----- Dataset records -----

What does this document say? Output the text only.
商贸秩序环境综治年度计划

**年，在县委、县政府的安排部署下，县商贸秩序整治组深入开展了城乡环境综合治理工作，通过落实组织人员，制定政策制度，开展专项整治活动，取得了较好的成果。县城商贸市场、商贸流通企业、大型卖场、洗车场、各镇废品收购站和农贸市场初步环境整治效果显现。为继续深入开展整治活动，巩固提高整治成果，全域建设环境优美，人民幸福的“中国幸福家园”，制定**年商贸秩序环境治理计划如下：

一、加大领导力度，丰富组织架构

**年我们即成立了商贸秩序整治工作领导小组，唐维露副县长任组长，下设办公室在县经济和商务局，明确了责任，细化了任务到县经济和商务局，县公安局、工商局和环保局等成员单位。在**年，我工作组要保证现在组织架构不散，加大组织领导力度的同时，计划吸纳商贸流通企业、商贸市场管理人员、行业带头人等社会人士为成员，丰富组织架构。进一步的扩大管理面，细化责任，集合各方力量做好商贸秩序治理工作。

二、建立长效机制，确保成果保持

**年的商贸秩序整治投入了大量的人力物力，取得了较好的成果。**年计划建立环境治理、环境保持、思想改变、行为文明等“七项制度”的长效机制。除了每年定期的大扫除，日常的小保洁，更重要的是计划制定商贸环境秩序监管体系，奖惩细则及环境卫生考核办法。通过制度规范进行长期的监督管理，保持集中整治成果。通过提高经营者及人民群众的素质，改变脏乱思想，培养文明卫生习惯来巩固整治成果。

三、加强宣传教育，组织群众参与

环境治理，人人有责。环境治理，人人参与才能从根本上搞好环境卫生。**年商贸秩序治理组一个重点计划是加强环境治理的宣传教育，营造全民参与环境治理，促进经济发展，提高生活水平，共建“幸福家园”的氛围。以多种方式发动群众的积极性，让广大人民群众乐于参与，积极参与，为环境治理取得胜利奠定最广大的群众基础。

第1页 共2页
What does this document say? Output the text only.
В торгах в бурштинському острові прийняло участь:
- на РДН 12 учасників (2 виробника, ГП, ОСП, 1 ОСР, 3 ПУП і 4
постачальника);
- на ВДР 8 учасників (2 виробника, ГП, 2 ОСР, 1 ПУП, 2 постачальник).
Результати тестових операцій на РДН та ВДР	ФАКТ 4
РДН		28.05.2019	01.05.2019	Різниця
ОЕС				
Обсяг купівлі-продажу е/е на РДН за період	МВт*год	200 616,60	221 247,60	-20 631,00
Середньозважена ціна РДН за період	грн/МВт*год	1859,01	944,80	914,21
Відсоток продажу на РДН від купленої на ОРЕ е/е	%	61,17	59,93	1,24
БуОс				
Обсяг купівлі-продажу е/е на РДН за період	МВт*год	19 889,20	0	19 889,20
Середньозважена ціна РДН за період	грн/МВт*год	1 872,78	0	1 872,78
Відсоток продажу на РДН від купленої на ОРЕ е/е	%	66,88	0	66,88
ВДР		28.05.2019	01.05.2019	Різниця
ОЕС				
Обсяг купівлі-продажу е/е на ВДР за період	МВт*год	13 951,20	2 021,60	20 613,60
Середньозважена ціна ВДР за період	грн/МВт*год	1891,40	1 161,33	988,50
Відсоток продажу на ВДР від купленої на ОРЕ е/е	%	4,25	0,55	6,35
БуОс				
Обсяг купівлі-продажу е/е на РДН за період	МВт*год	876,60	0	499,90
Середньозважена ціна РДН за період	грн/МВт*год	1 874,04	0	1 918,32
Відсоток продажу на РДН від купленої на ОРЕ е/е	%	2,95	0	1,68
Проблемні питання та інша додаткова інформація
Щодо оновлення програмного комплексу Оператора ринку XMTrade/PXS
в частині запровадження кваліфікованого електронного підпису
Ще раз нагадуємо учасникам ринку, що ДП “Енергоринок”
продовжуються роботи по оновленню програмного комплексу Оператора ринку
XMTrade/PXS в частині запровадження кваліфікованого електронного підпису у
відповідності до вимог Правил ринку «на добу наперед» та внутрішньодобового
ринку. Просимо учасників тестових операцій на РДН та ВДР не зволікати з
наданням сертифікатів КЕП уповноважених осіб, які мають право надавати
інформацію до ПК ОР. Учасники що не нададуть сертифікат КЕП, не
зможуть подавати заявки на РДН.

-----

# Directive:
All entries must be repeated verbatim.

# Solution to this task:
What does this document say? Output the text only.
商贸秩序环境综治年度计划

**年，在县委、县政府的安排部署下，县商贸秩序整治组深入开展了城乡环境综合治理工作，通过落实组织人员，制定政策制度，开展专项整治活动，取得了较好的成果。县城商贸市场、商贸流通企业、大型卖场、洗车场、各镇废品收购站和农贸市场初步环境整治效果显现。为继续深入开展整治活动，巩固提高整治成果，全域建设环境优美，人民幸福的“中国幸福家园”，制定**年商贸秩序环境治理计划如下：

一、加大领导力度，丰富组织架构

**年我们即成立了商贸秩序整治工作领导小组，唐维露副县长任组长，下设办公室在县经济和商务局，明确了责任，细化了任务到县经济和商务局，县公安局、工商局和环保局等成员单位。在**年，我工作组要保证现在组织架构不散，加大组织领导力度的同时，计划吸纳商贸流通企业、商贸市场管理人员、行业带头人等社会人士为成员，丰富组织架构。进一步的扩大管理面，细化责任，集合各方力量做好商贸秩序治理工作。

二、建立长效机制，确保成果保持

**年的商贸秩序整治投入了大量的人力物力，取得了较好的成果。**年计划建立环境治理、环境保持、思想改变、行为文明等“七项制度”的长效机制。除了每年定期的大扫除，日常的小保洁，更重要的是计划制定商贸环境秩序监管体系，奖惩细则及环境卫生考核办法。通过制度规范进行长期的监督管理，保持集中整治成果。通过提高经营者及人民群众的素质，改变脏乱思想，培养文明卫生习惯来巩固整治成果。

三、加强宣传教育，组织群众参与

环境治理，人人有责。环境治理，人人参与才能从根本上搞好环境卫生。**年商贸秩序治理组一个重点计划是加强环境治理的宣传教育，营造全民参与环境治理，促进经济发展，提高生活水平，共建“幸福家园”的氛围。以多种方式发动群众的积极性，让广大人民群众乐于参与，积极参与，为环境治理取得胜利奠定最广大的群众基础。

第1页 共2页
What does this document say? Output the text only.
В торгах в бурштинському острові прийняло участь:
- на РДН 12 учасників (2 виробника, ГП, ОСП, 1 ОСР, 3 ПУП і 4
постачальника);
- на ВДР 8 учасників (2 виробника, ГП, 2 ОСР, 1 ПУП, 2 постачальник).
Результати тестових операцій на РДН та ВДР	ФАКТ 4
РДН		28.05.2019	01.05.2019	Різниця
ОЕС				
Обсяг купівлі-продажу е/е на РДН за період	МВт*год	200 616,60	221 247,60	-20 631,00
Середньозважена ціна РДН за період	грн/МВт*год	1859,01	944,80	914,21
Відсоток продажу на РДН від купленої на ОРЕ е/е	%	61,17	59,93	1,24
БуОс				
Обсяг купівлі-продажу е/е на РДН за період	МВт*год	19 889,20	0	19 889,20
Середньозважена ціна РДН за період	грн/МВт*год	1 872,78	0	1 872,78
Відсоток продажу на РДН від купленої на ОРЕ е/е	%	66,88	0	66,88
ВДР		28.05.2019	01.05.2019	Різниця
ОЕС				
Обсяг купівлі-продажу е/е на ВДР за період	МВт*год	13 951,20	2 021,60	20 613,60
Середньозважена ціна ВДР за період	грн/МВт*год	1891,40	1 161,33	988,50
Відсоток продажу на ВДР від купленої на ОРЕ е/е	%	4,25	0,55	6,35
БуОс				
Обсяг купівлі-продажу е/е на РДН за період	МВт*год	876,60	0	499,90
Середньозважена ціна РДН за період	грн/МВт*год	1 874,04	0	1 918,32
Відсоток продажу на РДН від купленої на ОРЕ е/е	%	2,95	0	1,68
Проблемні питання та інша додаткова інформація
Щодо оновлення програмного комплексу Оператора ринку XMTrade/PXS
в частині запровадження кваліфікованого електронного підпису
Ще раз нагадуємо учасникам ринку, що ДП “Енергоринок”
продовжуються роботи по оновленню програмного комплексу Оператора ринку
XMTrade/PXS в частині запровадження кваліфікованого електронного підпису у
відповідності до вимог Правил ринку «на добу наперед» та внутрішньодобового
ринку. Просимо учасників тестових операцій на РДН та ВДР не зволікати з
наданням сертифікатів КЕП уповноважених осіб, які мають право надавати
інформацію до ПК ОР. Учасники що не нададуть сертифікат КЕП, не
зможуть подавати заявки на РДН.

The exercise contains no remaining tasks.